▶ DIRECTION
Omit the pictures from the entries below and retype everything else exactly.

▶ GIVEN DATA
********
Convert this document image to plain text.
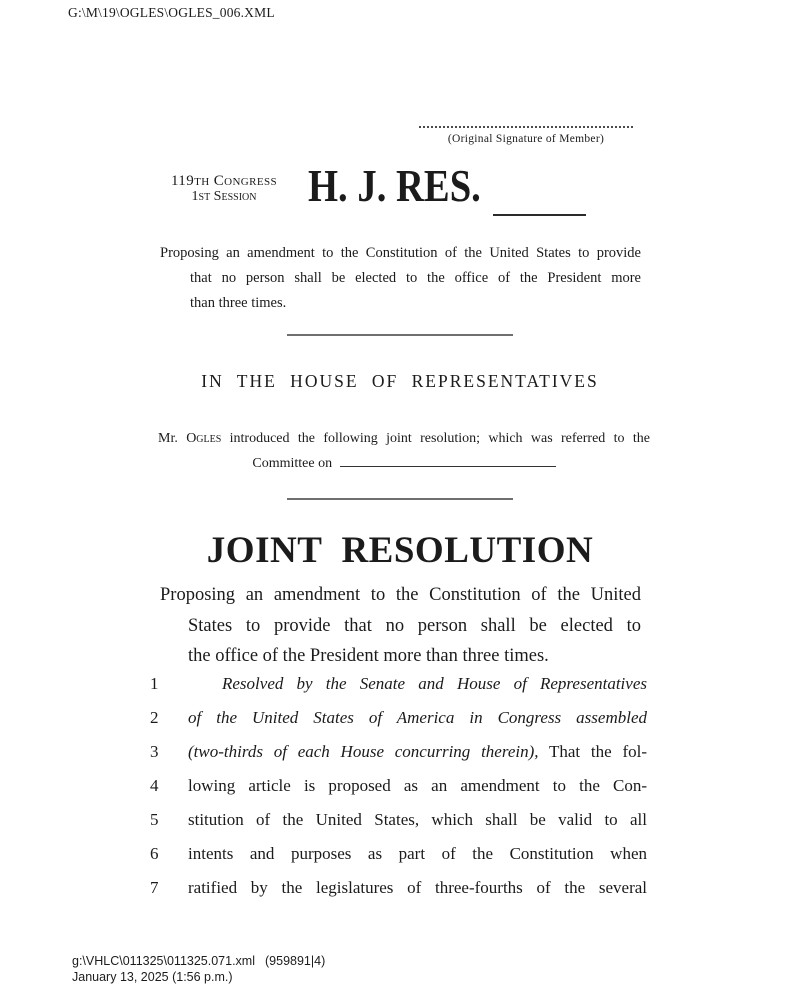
G:\M\19\OGLES\OGLES_006.XML
(Original Signature of Member)
119th Congress
1st Session	H. J. RES.
Proposing an amendment to the Constitution of the United States to provide
that no person shall be elected to the office of the President more
than three times.
IN THE HOUSE OF REPRESENTATIVES
Mr. Ogles introduced the following joint resolution; which was referred to the
Committee on
JOINT RESOLUTION
Proposing an amendment to the Constitution of the United
States to provide that no person shall be elected to
the office of the President more than three times.
1	Resolved by the Senate and House of Representatives
2	of the United States of America in Congress assembled
3	(two-thirds of each House concurring therein), That the fol-
4	lowing article is proposed as an amendment to the Con-
5	stitution of the United States, which shall be valid to all
6	intents and purposes as part of the Constitution when
7	ratified by the legislatures of three-fourths of the several
g:\VHLC\011325\011325.071.xml (959891|4)
January 13, 2025 (1:56 p.m.)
********
▶ FULL OUTPUT
Convert this document image to plain text.
G:\M\19\OGLES\OGLES_006.XML
(Original Signature of Member)
119th Congress
1st Session	H. J. RES.
Proposing an amendment to the Constitution of the United States to provide
that no person shall be elected to the office of the President more
than three times.
IN THE HOUSE OF REPRESENTATIVES
Mr. Ogles introduced the following joint resolution; which was referred to the
Committee on
JOINT RESOLUTION
Proposing an amendment to the Constitution of the United
States to provide that no person shall be elected to
the office of the President more than three times.
1	Resolved by the Senate and House of Representatives
2	of the United States of America in Congress assembled
3	(two-thirds of each House concurring therein), That the fol-
4	lowing article is proposed as an amendment to the Con-
5	stitution of the United States, which shall be valid to all
6	intents and purposes as part of the Constitution when
7	ratified by the legislatures of three-fourths of the several
g:\VHLC\011325\011325.071.xml (959891|4)
January 13, 2025 (1:56 p.m.)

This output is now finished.